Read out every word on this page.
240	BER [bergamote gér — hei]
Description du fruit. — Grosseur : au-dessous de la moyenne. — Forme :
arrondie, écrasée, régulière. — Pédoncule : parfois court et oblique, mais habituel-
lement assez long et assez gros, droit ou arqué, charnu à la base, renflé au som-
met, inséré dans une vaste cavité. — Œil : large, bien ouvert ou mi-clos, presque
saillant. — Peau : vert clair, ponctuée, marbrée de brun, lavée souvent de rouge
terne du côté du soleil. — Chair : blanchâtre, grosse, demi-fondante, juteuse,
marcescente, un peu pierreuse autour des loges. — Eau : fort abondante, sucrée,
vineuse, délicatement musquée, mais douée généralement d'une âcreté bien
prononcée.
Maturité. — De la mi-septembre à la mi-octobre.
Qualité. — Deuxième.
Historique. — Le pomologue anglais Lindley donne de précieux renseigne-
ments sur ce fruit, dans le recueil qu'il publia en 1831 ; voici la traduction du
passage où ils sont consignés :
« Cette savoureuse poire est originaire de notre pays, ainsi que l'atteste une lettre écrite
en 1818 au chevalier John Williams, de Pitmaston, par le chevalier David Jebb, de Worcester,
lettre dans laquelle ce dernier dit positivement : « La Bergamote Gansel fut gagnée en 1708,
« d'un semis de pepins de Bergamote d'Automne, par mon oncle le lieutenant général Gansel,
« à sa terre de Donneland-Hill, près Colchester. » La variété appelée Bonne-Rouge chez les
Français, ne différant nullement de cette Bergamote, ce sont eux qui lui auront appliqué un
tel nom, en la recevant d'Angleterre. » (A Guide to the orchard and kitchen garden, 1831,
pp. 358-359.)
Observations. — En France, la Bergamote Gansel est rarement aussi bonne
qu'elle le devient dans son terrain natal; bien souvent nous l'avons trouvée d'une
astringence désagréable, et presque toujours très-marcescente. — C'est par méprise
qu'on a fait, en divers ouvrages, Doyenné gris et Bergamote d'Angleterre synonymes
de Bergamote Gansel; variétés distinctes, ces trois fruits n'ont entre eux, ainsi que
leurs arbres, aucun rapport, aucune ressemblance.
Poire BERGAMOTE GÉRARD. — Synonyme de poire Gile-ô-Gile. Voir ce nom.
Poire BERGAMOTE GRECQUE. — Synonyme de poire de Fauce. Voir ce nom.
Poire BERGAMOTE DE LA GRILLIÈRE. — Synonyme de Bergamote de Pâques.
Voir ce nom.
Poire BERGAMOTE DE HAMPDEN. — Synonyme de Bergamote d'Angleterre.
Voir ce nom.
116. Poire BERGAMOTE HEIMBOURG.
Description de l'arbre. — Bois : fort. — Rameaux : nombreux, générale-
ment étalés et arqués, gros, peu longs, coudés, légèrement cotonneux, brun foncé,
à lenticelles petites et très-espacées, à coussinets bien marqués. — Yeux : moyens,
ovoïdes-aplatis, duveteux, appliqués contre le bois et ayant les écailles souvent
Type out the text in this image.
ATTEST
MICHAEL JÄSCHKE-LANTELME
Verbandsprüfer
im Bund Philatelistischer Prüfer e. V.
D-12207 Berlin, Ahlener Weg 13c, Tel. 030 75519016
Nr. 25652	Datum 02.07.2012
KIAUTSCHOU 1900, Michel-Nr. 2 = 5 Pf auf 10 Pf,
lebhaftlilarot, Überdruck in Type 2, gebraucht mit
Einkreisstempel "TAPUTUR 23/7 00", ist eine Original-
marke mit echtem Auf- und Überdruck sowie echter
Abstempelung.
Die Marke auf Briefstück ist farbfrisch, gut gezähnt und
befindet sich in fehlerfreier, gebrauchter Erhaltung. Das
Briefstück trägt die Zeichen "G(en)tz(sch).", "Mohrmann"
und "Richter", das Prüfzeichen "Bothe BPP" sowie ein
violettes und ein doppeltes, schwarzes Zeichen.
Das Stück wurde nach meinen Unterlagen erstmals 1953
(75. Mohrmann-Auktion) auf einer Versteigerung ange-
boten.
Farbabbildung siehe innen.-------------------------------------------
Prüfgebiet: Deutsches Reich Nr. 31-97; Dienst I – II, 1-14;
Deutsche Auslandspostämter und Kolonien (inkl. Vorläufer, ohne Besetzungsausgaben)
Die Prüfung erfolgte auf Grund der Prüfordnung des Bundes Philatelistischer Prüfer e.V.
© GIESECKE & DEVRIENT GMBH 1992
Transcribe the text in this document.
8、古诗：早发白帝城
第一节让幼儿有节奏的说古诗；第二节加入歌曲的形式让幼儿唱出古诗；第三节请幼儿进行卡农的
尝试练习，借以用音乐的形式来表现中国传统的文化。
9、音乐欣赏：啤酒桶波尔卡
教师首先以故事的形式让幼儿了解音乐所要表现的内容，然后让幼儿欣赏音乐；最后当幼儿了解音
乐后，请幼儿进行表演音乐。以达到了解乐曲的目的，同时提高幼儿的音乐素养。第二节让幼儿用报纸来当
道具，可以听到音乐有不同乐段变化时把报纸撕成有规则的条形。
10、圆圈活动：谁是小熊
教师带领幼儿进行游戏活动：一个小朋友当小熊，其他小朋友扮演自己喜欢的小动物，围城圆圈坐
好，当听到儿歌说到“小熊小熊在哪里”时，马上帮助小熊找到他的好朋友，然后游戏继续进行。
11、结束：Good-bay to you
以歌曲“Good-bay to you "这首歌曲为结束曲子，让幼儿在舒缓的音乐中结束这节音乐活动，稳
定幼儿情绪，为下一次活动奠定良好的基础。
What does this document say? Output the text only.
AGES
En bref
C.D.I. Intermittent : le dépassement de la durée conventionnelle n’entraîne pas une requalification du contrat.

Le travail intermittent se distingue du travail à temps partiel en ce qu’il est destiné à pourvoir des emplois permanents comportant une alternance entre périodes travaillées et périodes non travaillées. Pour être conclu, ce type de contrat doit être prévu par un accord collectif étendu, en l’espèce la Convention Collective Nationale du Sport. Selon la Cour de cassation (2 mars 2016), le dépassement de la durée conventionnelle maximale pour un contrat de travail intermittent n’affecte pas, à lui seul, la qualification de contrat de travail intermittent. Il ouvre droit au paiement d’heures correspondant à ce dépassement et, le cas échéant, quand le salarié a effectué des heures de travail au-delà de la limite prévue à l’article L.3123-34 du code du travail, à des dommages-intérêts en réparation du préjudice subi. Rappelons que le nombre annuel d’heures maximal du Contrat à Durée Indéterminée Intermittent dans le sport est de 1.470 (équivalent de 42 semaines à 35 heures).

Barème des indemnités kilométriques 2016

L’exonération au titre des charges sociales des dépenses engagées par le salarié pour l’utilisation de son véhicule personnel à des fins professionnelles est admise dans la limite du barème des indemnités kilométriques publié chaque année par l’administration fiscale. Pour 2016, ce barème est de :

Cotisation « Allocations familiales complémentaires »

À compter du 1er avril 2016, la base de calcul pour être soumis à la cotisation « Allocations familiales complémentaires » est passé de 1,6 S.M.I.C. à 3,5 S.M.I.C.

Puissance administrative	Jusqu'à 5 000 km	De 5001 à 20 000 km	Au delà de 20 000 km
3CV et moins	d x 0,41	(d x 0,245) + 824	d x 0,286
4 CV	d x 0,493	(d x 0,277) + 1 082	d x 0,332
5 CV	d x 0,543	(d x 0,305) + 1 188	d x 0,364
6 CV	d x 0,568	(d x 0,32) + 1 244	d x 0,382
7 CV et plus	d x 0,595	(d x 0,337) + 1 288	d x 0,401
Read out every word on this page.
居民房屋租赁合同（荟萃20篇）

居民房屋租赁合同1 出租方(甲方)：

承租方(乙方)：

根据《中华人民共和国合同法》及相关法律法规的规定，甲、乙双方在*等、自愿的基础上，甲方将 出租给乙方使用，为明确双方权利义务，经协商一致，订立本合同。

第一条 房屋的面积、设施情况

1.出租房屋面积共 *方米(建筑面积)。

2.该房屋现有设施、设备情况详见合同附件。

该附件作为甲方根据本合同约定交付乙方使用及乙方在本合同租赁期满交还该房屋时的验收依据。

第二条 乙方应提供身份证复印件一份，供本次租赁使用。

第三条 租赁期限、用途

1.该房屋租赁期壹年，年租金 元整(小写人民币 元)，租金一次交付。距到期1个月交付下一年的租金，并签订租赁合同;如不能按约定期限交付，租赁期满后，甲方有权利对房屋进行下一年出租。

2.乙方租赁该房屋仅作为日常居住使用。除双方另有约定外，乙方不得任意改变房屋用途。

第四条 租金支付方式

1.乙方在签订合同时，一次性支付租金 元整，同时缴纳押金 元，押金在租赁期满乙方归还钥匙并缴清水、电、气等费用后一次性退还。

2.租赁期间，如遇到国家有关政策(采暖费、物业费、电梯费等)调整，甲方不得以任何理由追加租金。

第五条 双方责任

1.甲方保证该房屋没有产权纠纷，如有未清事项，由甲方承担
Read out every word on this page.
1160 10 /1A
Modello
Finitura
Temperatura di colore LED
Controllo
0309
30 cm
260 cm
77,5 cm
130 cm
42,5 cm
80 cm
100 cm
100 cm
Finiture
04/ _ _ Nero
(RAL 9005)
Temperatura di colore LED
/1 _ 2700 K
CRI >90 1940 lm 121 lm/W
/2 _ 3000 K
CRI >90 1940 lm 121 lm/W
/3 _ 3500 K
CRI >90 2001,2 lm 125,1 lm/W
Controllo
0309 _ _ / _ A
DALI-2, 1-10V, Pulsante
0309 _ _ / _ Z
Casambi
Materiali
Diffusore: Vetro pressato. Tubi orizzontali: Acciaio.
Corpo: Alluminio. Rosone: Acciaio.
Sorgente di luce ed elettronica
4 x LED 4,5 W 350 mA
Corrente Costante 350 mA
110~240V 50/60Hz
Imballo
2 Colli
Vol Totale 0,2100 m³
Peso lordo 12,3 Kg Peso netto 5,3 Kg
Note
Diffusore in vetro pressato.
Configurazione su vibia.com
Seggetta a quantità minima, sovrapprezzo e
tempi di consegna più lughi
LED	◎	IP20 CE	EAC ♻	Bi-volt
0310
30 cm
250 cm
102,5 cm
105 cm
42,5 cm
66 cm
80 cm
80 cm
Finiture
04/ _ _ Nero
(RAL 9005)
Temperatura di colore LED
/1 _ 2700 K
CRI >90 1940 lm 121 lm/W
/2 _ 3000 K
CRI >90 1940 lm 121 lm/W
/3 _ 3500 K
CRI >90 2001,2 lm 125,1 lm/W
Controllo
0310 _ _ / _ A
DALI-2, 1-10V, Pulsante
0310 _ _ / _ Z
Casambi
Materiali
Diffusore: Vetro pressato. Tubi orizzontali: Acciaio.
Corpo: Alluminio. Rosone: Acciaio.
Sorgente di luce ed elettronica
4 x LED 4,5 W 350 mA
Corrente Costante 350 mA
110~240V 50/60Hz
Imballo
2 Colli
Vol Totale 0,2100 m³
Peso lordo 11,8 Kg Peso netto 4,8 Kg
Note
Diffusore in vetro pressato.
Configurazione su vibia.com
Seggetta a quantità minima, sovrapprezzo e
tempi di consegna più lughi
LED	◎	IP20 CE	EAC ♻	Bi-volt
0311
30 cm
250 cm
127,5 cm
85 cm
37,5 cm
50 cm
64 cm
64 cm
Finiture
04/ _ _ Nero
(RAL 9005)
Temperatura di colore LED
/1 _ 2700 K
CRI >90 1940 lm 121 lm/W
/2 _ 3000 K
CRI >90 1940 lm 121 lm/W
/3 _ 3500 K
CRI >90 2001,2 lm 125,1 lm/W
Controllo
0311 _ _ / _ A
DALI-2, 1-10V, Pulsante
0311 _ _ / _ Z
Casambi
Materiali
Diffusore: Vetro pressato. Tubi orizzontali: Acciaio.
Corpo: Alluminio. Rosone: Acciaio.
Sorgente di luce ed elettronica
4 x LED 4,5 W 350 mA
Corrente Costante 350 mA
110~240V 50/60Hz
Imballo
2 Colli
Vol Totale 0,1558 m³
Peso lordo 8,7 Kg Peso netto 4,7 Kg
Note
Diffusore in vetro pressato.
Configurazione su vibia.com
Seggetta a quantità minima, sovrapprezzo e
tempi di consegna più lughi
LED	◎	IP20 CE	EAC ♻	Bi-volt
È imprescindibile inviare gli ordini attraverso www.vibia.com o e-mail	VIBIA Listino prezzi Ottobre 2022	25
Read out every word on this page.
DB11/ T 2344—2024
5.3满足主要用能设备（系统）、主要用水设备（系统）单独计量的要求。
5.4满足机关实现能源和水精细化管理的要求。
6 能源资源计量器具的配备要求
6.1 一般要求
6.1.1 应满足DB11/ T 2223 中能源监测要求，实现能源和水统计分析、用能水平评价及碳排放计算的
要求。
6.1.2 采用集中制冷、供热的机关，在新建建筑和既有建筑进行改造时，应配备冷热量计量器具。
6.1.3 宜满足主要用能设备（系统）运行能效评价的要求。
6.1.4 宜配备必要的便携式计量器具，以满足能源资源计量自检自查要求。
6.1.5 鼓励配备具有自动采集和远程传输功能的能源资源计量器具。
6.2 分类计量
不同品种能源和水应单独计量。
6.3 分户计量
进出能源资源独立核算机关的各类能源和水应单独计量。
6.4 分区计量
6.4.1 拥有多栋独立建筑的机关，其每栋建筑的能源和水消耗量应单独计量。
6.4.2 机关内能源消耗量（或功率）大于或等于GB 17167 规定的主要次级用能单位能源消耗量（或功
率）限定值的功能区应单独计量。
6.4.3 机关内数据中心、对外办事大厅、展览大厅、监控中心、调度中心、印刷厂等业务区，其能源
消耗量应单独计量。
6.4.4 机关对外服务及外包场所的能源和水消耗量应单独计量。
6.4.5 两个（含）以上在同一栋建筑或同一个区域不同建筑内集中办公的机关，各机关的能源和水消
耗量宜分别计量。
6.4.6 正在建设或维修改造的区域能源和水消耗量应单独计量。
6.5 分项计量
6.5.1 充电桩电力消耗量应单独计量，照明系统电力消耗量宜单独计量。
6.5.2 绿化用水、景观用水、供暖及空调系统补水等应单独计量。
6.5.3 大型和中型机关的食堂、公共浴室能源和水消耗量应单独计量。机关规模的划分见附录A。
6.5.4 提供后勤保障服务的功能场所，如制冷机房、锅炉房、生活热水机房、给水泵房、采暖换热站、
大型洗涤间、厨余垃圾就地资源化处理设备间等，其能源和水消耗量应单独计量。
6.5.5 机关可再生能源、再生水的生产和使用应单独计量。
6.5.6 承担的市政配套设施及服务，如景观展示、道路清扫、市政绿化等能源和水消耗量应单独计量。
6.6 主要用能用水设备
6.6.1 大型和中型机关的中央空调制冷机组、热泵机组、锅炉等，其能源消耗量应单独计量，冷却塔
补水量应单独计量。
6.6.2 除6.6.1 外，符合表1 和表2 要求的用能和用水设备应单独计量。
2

_ _ _ _ _ _ _

Given instruction:
Scan the entries above and work out how many lines include the word "Angleterre"; the reply is that number alone.

The answer:
3